§ **Selected excerpt**
------------------------------
Currents News Staff
From a hospital in San Antonio, a teacher who survived the Uvalde shooting offered the most vivid account yet of what happened inside his classroom.
“The kids started asking out loud, ‘Mr. Reyes what is going on?’ And I said ‘I don’t know what’s going on,” said Robb Elementary School Teacher Arnulfo Reyes. “But let’s go ahead and get under the table. Get under the table and act like you’re asleep.'”
In an interview with ABC, Arnulfo recalled the moments he and his students in Classroom 111 heard gunshots while they were watching a movie. As he told them to take cover, Arnulfo said the gunman entered the classroom and opened fire. One bullet went through his arm and lung – and another hit his back, according to ABC.
“One of the students from the next-door classroom was saying, ‘Officer, we’re in here. We’re in here.’ But they had already left,” said Arnulfo. “He then got up from behind my desk and he walked over there, and he shot over there again.”
Officers had responded within minutes of the suspect entering the school, but were repelled by the gunman’s fire – and then stationed in a hallway waiting for reinforcements – even as children inside 911 and begged for help.
“I get more angry because you have a bulletproof vest,” said Arnulfo. “I had nothing.”
Meanwhile in Washington, an impassioned plea from actor and Uvalde native Matthew McConaughey urging lawmakers to act.
“We start by giving all of them our promise that their dreams are not going to be forgotten,” said Matthew McConaughey.
------------------------------
§ **Provided data**

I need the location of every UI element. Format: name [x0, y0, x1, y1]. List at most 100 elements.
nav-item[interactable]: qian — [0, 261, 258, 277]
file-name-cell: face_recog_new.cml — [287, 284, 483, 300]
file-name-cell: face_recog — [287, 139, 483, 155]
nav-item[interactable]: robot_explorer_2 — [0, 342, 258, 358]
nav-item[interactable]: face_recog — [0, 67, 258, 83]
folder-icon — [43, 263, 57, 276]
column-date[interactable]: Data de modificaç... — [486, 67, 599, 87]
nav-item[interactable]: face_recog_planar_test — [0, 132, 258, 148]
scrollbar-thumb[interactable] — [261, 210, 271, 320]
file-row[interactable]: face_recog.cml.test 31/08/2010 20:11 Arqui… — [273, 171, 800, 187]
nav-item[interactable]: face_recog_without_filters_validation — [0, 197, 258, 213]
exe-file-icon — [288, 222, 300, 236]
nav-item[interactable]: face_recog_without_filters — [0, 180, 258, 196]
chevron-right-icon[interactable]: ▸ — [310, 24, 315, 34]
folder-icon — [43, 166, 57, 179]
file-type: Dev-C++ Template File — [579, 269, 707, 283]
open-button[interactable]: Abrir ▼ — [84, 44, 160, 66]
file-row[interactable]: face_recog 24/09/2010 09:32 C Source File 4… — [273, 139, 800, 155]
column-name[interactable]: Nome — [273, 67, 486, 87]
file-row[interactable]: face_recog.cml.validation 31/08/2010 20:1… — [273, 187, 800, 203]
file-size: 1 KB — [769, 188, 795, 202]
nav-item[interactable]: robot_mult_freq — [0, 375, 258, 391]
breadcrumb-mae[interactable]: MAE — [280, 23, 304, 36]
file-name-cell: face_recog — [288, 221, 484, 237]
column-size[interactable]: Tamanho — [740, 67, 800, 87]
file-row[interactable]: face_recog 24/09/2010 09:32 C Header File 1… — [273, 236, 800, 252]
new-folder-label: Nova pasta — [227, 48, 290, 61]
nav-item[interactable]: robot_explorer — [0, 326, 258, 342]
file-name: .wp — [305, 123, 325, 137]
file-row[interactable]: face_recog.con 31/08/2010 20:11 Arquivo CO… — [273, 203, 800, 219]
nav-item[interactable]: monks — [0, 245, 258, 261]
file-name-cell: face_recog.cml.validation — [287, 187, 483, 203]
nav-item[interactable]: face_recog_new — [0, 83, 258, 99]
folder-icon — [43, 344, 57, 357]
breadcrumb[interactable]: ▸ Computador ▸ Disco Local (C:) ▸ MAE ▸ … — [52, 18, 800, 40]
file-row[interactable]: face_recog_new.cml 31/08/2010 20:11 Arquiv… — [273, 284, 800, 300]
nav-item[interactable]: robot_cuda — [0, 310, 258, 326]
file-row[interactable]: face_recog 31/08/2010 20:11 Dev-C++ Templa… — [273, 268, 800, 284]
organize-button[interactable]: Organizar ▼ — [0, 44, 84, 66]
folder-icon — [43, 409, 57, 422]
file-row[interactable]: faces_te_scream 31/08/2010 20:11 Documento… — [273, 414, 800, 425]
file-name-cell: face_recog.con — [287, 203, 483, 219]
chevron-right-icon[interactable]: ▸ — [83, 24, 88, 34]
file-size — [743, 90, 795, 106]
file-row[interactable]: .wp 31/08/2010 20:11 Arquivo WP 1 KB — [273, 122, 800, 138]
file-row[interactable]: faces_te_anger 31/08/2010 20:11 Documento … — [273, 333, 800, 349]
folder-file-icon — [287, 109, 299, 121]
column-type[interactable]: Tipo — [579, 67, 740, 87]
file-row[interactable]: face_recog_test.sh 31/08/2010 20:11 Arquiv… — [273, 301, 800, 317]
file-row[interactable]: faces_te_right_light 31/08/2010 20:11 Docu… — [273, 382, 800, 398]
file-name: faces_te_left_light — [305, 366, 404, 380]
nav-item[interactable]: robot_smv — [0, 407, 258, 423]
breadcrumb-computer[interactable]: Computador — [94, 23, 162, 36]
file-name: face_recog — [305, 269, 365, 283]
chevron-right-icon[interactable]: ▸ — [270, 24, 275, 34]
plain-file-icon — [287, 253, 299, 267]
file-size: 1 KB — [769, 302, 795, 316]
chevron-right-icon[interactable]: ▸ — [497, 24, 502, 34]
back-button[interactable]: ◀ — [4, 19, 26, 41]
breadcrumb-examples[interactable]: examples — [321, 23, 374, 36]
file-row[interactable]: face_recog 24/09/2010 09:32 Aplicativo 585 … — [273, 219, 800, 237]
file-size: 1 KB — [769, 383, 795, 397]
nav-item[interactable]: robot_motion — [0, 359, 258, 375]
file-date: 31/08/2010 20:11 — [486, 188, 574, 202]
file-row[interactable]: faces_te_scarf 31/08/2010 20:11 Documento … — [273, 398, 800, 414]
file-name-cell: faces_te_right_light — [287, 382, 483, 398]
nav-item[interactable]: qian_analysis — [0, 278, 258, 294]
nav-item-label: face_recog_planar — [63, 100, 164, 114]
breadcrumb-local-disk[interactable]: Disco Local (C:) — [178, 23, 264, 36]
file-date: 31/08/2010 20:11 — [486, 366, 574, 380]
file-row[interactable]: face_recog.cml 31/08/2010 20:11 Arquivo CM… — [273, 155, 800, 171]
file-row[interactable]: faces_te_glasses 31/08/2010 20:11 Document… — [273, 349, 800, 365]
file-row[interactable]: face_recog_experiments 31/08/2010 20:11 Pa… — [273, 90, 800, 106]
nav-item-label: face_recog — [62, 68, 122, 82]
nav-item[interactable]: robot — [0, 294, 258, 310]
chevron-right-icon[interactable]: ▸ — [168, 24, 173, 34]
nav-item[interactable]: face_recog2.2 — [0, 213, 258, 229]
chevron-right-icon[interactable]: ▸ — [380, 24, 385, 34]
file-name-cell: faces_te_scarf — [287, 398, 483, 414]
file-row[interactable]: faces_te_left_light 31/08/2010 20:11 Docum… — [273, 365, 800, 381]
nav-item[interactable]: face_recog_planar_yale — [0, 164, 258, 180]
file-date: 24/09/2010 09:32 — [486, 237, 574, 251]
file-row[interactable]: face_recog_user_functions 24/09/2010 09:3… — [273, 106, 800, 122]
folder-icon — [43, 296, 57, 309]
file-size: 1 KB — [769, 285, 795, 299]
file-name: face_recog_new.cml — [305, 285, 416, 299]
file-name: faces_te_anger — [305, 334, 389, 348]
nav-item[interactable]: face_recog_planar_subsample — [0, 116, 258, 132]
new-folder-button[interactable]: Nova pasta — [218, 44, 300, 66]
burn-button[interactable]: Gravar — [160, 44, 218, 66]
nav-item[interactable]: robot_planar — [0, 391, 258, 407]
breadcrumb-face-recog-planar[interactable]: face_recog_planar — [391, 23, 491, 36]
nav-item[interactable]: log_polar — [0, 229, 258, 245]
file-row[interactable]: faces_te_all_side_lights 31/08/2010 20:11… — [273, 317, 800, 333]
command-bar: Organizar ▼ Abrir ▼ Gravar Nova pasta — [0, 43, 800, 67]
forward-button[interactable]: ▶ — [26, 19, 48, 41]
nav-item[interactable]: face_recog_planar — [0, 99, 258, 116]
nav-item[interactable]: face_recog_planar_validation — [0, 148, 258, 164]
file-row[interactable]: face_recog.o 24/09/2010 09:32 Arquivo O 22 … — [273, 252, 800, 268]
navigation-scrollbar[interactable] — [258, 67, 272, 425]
------------------------------
§ **What is expected**
In the news report on the Uvalde shooting, what were Arnulfo Reyes and his students doing when they heard gunshots?

§ **Task response**
They were watching a movie.